EXERCISE SET
• A. Answer these questions using the Bag End speaker review.
(i) What crossover frequency does Bag End recommend for the Quartz?
(ii) What material are the Quartz and Crystal cabinets built from?
(iii) Which power amps powered the system in the shop test?
• B. Write out, word for word, the part of the Bag End speaker review between "In order to" and "walking or moving.", inclusive.

Bag End has been manufacturing speaker systems for some time, and has now added a processor controlled system with a geologically influenced name, the Quartz and the Crystal.
Product PointsApplications: Live sound, sound reinforcement, installation
Key features: Time Aligned/phase corrected; two-way column speaker with dual 12-inch woofers; 18-inch woofers for sub
Price: Quartz-R – $3,980 Crystal-R – $3,320; INFRA-MX2 controller – $1,390
Contact: Bag End at 847-382-4550, Web Site.
The Quartz-R ($3,980), is a sub-bass cabinet, featuring four 18-inch cone speakers, arranged in a physical time/phase-aligned fashion, that at first glance, would appear to be an odd combination. The cones are placed in a manifold type placement, except each cone is contained within its own sealed enclosure internally. The Quartz operates with a companion processor called the INFRA processor ($1,390). The INFRA processor acts not only as a conventional crossover, but narrows the actual frequency operating range of the sub through means other than conventional time/phase degrading low-pass filters. Through use of their own patented electronic processing, the four 18 inch woofers are set to exacting simultaneous movement.
In order to power this particular speaker cabinet, it is fitted with two sets of connectors, such that each top to bottom pair of 18s are powered by one side of a power amplifier, thus one stereo power amp is required for each Quartz-R speaker cabinet. Bag End recommends 800 watts at four ohms per side as a power amp complement, with a crossover frequency of 80 Hz. Each half of the Quartz has two banana style connectors, along with a Neutrik NL4 connector. The banana plugs are handy to test components while still inside the actual enclosure. Wheels are attached to the cabinet on the rear surface of the cabinet so that the Quartz actually transports on its back, and stout feet on the bottom to keep it from walking or moving.
The Crystal-R ($3,320), is the companion piece for the Quartz, and can be stacked directly on top of the Quartz, or through use of recessed cups, can be pole-mounted to the Quartz. The Crystal speaker box contains two 12-inch cone woofers as well as a 3-inch titanium diaphragm compression driver coupled to an elliptical waveguide horn with a 1.5-inch exit opening. The Crystal has a connector array of banana, dual quarter inch and dual Neutrik NL4s.
Both the Quartz and the Crystal cabinets are constructed of 13-ply birch plywood, with a thickness of 3/4 inches. Both cabinets are covered in a durable but attractive black urethane, with safety yellow nylon feet. Rigging hardware is standard on the top cabinets for both a vertical or horizontal dispersion, and rigging hardware is optional on the sub. Both boxes also have an expanded metal powder-coated grille with the Bag End logo emblazoned on the front. The Quartz sub weighs in at 237 pounds and is 40 inches tall, 30 inches wide and 32 inches deep. The Crystal has a weight of 110 pounds (no wheels on this one) with a height of 40 inches, width of 15 inches and a depth of 17 inches.
The initial test of the Quartz and Crystal system, was in our shop, with CD being the input source. The Bag End speakers had a friendly sound, with no noticeably glaring frequency statements. We powered the system with Yorkville AP6040 power amps, which put out 2,000 watts RMS per side at four ohms, both sides driven. We overpowered the subs excessively, and they sounded quite good.

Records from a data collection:
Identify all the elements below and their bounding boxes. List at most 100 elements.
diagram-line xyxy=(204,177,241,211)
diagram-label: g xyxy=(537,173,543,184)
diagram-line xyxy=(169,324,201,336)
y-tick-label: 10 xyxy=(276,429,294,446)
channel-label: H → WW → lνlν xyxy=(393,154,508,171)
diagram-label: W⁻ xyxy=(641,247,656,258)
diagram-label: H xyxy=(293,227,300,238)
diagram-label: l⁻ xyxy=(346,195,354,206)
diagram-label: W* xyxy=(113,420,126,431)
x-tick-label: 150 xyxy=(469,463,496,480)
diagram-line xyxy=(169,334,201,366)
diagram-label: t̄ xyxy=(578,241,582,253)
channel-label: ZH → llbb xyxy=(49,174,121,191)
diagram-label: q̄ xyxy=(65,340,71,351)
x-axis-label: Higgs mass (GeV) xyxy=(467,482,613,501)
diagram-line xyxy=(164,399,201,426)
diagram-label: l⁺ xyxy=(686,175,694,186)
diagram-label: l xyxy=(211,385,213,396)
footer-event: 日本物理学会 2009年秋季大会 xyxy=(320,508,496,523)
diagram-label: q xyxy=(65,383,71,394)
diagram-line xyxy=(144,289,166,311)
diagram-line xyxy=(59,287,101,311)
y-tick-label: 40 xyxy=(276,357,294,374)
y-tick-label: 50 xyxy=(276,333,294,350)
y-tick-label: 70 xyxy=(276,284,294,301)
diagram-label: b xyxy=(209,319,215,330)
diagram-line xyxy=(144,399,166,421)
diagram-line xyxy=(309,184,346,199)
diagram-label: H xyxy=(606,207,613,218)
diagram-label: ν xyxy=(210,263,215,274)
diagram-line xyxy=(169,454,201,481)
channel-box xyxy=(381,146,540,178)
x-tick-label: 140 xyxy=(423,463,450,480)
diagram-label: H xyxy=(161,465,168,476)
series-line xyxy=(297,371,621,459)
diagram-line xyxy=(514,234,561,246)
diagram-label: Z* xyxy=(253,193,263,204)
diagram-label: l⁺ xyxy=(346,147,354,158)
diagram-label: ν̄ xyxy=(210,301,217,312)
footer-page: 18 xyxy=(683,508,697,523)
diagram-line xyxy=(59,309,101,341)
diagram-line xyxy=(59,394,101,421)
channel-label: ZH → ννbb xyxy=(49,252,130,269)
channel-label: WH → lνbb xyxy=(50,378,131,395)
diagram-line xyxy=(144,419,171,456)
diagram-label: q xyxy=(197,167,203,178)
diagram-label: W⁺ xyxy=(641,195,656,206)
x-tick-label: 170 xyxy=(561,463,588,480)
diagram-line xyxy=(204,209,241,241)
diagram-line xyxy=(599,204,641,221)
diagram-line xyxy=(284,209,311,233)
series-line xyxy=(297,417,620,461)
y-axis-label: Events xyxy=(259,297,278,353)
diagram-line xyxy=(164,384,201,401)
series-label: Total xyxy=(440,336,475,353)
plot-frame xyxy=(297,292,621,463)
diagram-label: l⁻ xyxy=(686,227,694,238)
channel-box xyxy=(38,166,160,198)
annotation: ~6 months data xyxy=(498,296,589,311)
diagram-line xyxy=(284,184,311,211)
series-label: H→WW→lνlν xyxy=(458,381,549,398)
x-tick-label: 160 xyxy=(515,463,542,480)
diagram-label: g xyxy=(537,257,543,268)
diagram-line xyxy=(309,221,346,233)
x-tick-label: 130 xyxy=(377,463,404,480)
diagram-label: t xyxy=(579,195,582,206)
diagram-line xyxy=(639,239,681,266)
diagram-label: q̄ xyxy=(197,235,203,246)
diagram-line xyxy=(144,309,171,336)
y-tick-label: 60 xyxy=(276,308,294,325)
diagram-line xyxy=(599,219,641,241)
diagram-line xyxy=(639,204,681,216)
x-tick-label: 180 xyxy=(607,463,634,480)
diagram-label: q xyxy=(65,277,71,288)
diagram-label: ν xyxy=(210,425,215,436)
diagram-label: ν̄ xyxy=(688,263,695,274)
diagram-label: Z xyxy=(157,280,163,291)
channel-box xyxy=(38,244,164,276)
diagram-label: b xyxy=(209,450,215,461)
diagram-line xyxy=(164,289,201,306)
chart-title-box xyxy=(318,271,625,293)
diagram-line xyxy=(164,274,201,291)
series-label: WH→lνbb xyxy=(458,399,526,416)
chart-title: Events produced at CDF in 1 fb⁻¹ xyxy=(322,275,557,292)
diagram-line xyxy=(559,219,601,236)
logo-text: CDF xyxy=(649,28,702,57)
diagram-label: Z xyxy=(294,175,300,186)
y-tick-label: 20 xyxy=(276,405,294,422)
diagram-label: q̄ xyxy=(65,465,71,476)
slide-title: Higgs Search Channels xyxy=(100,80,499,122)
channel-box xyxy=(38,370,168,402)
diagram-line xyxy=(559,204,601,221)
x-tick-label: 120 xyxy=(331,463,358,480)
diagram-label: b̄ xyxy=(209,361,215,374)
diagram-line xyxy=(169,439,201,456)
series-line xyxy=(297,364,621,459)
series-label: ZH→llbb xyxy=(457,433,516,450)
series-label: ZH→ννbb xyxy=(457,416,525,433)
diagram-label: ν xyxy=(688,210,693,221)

SOLUTIONS TO THE PROBLEMS
• A.
(i) 80 Hz
(ii) 13-ply birch plywood, 3/4 inch thick
(iii) Yorkville AP6040 power amps

• B.
In order to power this particular speaker cabinet, it is fitted with two sets of connectors, such that each top to bottom pair of 18s are powered by one side of a power amplifier, thus one stereo power amp is required for each Quartz-R speaker cabinet. Bag End recommends 800 watts at four ohms per side as a power amp complement, with a crossover frequency of 80 Hz. Each half of the Quartz has two banana style connectors, along with a Neutrik NL4 connector. The banana plugs are handy to test components while still inside the actual enclosure. Wheels are attached to the cabinet on the rear surface of the cabinet so that the Quartz actually transports on its back, and stout feet on the bottom to keep it from walking or moving.